:: WHAT THE EXERCISE ASKS ::
Filtering the records below, copy only those lines that include the word "game".
RECORDS PROVIDED Block Start
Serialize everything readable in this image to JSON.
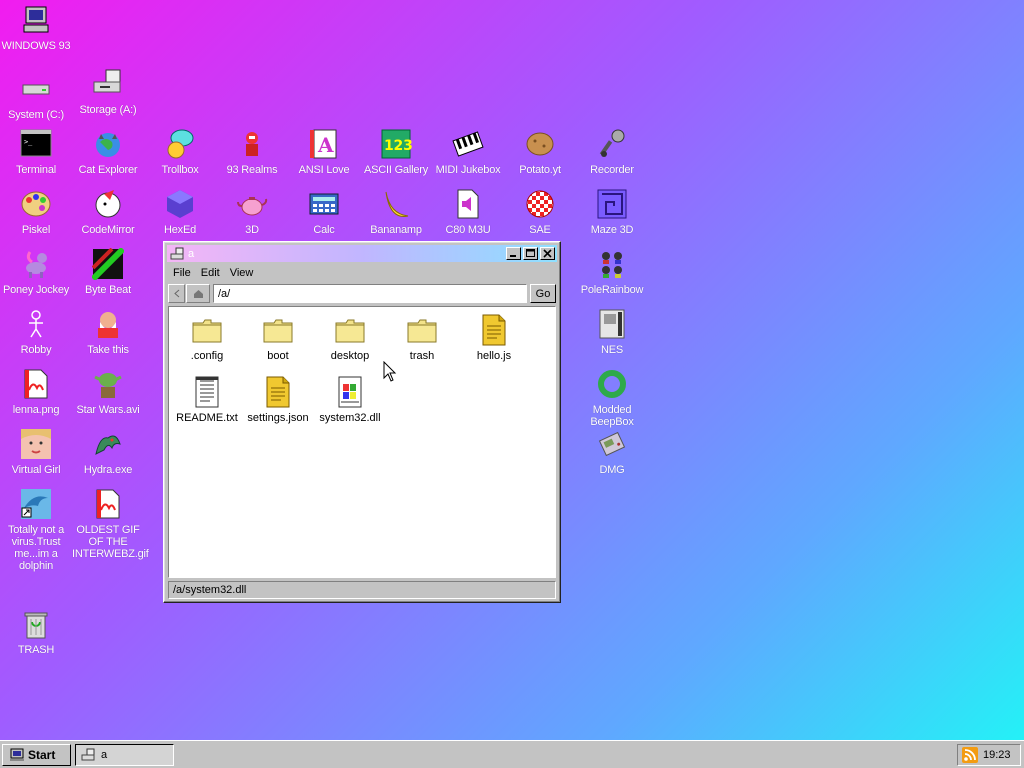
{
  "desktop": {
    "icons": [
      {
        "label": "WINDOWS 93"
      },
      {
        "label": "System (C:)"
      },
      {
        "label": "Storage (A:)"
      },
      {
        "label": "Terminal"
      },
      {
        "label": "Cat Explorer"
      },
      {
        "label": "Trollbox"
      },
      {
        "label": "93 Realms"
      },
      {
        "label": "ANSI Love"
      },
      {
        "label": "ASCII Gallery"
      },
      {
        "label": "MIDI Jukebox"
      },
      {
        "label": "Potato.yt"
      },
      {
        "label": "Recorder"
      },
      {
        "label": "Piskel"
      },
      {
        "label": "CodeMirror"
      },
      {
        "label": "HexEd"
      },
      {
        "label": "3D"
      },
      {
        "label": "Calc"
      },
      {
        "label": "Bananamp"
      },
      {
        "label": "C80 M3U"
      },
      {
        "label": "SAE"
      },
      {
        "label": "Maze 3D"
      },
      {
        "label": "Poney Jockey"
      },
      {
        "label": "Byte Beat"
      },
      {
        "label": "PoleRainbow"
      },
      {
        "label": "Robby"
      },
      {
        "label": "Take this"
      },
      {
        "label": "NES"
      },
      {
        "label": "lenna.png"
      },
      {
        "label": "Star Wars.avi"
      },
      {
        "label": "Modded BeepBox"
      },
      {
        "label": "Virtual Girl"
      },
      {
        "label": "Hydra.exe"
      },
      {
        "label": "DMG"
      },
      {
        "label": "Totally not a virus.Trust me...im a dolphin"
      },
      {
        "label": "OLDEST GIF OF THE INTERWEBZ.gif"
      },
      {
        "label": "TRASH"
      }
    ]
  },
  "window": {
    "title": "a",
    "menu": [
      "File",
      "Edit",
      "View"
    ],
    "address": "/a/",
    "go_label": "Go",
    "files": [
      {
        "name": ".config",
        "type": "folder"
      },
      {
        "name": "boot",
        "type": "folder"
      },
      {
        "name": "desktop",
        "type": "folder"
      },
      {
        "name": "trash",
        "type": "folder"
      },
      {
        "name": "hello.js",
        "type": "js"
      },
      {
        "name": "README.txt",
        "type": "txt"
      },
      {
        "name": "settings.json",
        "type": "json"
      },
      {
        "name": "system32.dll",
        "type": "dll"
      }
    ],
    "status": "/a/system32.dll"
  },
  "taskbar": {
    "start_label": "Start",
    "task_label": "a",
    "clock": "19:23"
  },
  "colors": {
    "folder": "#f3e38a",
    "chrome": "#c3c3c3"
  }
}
RECORDS PROVIDED Block End
RECORDS PROVIDED Block Start
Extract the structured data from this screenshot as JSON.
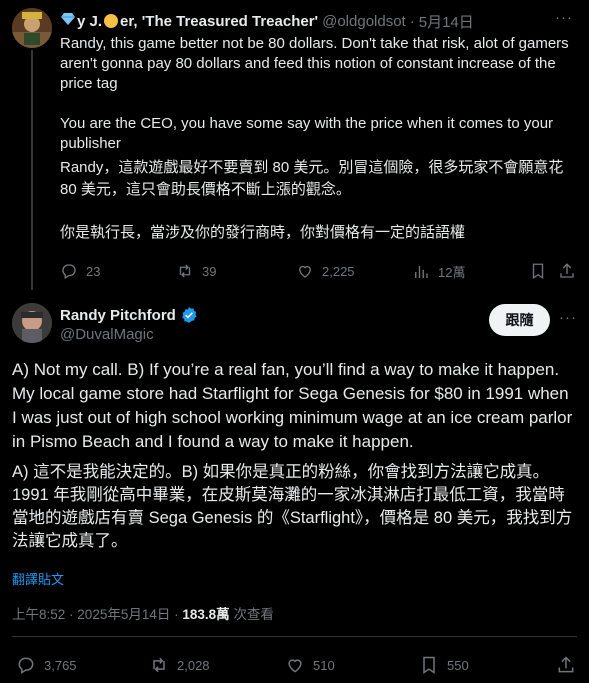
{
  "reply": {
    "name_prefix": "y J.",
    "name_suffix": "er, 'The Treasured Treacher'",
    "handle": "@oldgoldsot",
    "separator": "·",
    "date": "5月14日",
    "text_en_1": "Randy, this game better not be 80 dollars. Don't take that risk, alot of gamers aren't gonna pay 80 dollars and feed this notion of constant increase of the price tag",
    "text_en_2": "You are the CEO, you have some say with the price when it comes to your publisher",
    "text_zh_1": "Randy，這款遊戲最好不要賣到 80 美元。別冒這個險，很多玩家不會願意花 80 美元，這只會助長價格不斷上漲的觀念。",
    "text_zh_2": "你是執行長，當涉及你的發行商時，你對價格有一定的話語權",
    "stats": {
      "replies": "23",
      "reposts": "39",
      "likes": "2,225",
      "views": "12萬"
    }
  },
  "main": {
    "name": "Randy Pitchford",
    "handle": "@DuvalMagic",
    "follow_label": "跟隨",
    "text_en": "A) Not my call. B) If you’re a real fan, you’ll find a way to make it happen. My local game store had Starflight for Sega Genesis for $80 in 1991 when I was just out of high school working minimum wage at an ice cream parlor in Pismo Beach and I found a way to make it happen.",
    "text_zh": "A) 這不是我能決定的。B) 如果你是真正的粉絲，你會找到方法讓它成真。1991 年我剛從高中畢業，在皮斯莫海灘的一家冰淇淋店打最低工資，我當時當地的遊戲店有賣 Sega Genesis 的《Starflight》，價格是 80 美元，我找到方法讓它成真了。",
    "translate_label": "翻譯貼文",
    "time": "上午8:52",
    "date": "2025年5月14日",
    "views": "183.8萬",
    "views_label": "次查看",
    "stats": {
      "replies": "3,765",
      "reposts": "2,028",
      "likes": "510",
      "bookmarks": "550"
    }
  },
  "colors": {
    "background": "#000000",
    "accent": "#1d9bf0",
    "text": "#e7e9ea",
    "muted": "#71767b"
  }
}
RECORDS PROVIDED Block End
RECORDS PROVIDED Block Start
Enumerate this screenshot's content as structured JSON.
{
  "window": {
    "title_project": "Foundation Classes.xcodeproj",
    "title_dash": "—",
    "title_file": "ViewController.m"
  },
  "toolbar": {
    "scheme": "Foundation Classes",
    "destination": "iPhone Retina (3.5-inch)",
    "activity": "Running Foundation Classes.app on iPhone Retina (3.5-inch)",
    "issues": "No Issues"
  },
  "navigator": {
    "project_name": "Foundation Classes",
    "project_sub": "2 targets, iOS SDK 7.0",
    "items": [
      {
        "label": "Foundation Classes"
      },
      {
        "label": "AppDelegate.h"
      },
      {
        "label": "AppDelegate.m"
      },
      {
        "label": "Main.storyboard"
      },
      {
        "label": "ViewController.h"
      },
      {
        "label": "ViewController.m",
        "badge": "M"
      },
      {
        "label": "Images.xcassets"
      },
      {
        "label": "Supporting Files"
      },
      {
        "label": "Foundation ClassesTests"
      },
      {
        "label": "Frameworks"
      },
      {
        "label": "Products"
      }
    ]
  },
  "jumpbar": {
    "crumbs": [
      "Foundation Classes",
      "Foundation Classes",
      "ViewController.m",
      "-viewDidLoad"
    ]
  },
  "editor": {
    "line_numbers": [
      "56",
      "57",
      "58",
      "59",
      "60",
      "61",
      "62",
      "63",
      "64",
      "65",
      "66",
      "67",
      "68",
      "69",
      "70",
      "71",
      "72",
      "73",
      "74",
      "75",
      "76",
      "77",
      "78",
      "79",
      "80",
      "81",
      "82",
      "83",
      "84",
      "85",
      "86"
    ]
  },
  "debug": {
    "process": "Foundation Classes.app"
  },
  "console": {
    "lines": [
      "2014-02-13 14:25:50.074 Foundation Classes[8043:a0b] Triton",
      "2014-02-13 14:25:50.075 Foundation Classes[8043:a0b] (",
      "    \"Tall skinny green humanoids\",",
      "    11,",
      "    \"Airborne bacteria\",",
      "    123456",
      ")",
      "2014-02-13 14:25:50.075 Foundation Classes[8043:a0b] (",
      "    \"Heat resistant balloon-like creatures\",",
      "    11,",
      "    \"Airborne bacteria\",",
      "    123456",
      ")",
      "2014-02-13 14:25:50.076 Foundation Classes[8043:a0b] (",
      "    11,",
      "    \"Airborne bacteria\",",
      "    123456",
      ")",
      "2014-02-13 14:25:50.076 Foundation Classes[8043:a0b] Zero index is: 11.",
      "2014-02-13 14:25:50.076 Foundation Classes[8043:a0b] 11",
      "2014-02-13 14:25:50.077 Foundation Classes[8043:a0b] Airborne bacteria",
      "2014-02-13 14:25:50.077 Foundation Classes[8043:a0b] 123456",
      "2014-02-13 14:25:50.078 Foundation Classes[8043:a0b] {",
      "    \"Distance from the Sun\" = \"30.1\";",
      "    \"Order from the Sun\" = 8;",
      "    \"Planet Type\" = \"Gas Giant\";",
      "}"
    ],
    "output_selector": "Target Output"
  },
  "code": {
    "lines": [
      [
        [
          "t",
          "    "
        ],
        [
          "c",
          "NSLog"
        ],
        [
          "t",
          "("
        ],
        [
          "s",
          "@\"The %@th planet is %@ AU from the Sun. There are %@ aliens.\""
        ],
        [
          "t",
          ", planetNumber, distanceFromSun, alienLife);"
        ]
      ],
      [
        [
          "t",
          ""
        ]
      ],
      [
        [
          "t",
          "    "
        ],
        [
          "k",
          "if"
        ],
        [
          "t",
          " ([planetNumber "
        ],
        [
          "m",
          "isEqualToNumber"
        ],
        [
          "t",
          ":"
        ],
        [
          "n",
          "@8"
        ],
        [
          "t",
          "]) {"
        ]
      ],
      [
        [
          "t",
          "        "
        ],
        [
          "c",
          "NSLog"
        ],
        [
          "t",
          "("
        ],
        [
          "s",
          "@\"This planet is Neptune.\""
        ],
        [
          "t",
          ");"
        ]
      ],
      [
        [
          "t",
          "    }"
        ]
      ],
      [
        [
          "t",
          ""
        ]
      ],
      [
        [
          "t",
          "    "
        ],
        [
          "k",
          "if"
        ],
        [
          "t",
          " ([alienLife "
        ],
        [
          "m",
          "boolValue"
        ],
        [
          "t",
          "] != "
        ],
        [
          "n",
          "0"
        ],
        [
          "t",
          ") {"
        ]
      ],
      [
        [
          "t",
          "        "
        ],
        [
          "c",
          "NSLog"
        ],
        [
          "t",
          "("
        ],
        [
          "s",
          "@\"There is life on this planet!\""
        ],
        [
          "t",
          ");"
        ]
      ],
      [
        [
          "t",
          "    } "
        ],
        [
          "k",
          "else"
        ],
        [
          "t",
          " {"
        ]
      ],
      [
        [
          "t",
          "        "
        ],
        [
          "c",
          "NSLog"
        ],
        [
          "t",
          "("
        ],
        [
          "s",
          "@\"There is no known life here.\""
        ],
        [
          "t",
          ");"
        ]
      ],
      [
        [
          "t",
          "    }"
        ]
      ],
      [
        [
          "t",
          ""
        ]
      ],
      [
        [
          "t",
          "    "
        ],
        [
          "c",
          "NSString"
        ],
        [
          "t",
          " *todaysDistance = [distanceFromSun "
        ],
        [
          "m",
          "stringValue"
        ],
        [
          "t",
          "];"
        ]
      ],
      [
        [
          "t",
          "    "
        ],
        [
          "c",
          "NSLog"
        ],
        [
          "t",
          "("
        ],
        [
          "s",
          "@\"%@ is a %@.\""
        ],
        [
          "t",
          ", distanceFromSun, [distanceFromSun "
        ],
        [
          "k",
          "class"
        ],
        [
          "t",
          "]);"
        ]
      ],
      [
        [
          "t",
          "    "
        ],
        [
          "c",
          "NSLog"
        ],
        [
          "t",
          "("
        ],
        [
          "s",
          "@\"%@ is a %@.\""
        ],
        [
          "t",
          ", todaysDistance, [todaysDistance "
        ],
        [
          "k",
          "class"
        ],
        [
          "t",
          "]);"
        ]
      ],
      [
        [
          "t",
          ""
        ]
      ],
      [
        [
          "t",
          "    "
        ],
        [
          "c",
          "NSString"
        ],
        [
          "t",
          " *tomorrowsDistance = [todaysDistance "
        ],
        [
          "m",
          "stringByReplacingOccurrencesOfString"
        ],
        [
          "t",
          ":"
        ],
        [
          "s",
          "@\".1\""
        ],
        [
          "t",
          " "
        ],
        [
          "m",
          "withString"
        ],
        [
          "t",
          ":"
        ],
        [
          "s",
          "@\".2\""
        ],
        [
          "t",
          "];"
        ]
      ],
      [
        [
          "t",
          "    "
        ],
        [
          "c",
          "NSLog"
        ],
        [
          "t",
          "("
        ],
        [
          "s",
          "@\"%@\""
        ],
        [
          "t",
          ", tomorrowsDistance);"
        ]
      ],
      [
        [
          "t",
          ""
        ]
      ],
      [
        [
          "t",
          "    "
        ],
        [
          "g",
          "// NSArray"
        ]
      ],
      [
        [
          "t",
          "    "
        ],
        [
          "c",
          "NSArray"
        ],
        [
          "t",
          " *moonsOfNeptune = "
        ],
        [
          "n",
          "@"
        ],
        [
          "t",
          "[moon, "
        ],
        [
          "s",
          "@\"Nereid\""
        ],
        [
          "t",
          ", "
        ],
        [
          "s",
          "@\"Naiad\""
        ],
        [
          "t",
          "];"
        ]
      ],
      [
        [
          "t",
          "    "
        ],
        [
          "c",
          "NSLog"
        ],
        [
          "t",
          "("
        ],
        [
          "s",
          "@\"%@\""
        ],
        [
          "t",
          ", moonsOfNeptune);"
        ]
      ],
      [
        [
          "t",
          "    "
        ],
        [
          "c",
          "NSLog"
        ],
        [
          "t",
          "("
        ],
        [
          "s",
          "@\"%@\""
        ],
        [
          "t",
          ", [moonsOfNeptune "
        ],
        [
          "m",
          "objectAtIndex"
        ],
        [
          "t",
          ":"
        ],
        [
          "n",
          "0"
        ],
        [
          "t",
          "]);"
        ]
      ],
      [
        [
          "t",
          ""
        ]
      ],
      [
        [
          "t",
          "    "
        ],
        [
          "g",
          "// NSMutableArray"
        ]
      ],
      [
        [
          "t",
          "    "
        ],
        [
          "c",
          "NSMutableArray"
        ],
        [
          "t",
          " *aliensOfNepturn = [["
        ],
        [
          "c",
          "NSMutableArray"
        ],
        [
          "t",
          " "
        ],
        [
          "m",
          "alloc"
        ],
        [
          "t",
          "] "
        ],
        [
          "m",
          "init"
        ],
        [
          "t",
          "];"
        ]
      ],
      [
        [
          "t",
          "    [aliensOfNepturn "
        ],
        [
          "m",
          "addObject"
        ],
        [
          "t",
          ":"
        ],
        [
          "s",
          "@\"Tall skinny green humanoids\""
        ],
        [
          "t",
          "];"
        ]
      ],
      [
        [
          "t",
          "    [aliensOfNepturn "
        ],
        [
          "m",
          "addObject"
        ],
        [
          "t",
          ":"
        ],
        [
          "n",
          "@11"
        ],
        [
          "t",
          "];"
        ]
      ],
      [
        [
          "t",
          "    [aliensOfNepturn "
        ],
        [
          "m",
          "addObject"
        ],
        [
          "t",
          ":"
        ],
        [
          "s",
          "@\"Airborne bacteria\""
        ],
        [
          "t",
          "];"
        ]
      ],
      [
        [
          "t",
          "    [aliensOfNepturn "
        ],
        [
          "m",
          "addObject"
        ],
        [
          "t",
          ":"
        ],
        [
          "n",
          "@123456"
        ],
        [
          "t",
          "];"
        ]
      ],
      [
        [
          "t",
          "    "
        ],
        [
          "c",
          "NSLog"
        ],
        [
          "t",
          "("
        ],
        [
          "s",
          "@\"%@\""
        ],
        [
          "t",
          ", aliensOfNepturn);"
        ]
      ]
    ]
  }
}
RECORDS PROVIDED Block End
:: OUTPUT ::
    "text_en_1": "Randy, this game better not be 80 dollars. Don't take that risk, alot of gamers aren't gonna pay 80 dollars and feed this notion of constant increase of the price tag",
    "text_en": "A) Not my call. B) If you’re a real fan, you’ll find a way to make it happen. My local game store had Starflight for Sega Genesis for $80 in 1991 when I was just out of high school working minimum wage at an ice cream parlor in Pismo Beach and I found a way to make it happen.",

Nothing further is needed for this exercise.